§ Stated goal:
Give only a count of the lines that include the string "clip".
___ Data provided ___
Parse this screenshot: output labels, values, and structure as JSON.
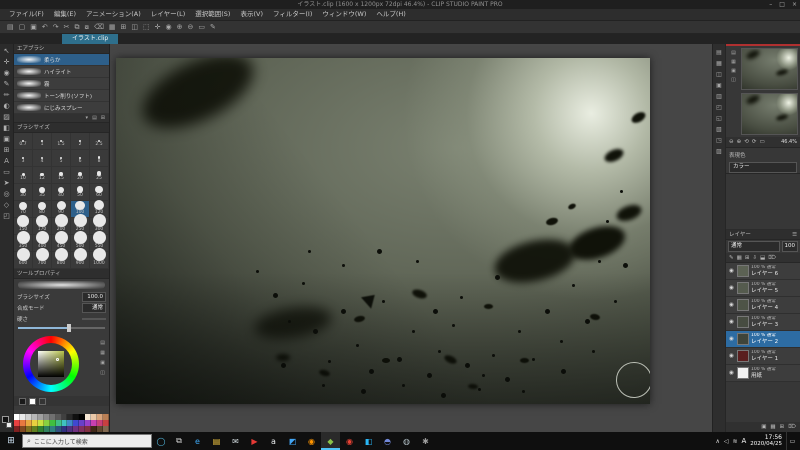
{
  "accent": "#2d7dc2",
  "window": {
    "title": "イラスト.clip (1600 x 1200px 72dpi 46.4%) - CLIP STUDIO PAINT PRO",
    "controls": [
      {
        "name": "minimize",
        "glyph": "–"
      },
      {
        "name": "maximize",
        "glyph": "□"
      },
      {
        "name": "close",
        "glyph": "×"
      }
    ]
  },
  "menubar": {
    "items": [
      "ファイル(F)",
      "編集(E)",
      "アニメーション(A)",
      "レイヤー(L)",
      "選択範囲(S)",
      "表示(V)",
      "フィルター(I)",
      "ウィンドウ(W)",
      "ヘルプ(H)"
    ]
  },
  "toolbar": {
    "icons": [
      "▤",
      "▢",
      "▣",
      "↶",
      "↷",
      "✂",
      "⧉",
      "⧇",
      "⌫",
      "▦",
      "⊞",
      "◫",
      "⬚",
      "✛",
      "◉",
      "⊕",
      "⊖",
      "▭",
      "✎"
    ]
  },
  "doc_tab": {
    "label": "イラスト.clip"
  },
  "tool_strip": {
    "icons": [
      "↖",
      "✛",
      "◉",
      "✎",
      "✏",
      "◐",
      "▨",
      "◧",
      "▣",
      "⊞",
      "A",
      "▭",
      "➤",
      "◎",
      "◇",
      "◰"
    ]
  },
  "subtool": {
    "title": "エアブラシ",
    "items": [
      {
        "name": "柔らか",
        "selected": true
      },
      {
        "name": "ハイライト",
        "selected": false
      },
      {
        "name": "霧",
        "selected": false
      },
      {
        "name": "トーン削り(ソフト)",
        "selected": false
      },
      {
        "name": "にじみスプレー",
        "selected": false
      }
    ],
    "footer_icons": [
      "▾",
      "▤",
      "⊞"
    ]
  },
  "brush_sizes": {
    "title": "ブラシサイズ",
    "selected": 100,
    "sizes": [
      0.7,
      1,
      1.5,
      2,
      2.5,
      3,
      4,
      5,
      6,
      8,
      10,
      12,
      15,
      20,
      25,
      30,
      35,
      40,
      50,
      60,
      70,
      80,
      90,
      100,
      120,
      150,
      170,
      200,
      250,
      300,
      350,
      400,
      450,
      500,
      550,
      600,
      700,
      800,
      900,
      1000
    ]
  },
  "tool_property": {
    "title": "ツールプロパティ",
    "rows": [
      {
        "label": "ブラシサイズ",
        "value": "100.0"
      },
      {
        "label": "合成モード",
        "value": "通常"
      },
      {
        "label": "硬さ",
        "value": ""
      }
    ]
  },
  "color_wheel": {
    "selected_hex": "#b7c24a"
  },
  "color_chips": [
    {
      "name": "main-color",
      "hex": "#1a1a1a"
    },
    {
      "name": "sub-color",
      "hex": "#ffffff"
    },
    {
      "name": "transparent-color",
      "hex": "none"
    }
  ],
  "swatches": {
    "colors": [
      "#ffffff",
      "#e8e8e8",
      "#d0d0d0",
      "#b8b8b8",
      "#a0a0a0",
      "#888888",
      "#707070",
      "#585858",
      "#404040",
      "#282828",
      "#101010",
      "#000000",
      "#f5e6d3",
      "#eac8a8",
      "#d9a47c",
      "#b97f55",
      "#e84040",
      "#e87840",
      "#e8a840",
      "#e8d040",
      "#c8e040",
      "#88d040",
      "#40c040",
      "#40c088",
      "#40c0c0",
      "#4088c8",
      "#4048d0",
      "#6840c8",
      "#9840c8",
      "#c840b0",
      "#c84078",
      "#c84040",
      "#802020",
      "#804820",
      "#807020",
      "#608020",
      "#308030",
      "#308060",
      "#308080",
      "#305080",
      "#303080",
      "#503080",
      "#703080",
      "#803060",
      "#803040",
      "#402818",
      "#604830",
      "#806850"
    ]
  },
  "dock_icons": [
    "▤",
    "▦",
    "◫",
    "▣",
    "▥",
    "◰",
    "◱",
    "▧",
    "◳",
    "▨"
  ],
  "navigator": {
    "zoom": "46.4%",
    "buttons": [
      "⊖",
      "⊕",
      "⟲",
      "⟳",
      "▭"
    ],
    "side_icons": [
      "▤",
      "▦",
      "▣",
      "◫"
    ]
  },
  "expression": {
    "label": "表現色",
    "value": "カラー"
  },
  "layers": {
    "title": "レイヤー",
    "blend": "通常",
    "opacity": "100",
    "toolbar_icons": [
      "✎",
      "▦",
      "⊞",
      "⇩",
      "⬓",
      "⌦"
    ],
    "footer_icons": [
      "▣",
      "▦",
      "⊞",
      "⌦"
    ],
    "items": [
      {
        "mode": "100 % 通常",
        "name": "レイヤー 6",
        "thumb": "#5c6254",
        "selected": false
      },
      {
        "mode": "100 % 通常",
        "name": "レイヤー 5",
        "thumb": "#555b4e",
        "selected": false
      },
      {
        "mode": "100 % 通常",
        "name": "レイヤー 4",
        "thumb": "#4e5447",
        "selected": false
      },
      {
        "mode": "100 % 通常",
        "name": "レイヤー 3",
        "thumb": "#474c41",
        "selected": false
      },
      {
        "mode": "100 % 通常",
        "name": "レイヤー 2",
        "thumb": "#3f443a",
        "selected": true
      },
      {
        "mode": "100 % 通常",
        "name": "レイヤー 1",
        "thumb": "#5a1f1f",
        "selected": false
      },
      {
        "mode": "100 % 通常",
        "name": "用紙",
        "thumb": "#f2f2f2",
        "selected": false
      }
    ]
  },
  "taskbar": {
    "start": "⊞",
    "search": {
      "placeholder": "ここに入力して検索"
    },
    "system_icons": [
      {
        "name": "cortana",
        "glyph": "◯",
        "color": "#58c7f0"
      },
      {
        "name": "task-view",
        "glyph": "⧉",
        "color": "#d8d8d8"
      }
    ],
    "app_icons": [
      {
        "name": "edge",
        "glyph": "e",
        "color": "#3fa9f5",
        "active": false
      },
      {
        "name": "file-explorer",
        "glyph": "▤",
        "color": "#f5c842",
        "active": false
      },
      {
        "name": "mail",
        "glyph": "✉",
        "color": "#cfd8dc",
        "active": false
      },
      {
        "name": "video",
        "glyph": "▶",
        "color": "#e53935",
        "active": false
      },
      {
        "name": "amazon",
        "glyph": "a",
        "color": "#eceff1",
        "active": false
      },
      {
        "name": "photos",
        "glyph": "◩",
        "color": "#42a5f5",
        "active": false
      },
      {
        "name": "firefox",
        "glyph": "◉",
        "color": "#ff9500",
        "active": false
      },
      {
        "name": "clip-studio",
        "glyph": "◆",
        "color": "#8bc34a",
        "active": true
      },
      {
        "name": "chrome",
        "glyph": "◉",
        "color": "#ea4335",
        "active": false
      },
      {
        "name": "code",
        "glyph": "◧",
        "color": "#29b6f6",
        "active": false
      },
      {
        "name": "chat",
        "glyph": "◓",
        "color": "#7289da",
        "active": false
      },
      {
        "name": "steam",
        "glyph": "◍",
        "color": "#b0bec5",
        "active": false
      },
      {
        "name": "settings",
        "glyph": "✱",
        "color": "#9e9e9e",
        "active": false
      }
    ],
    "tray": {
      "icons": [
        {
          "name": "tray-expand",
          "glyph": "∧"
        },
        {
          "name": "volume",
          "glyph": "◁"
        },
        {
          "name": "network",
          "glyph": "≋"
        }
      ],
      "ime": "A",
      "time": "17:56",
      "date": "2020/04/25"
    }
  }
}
___
§ The output:
3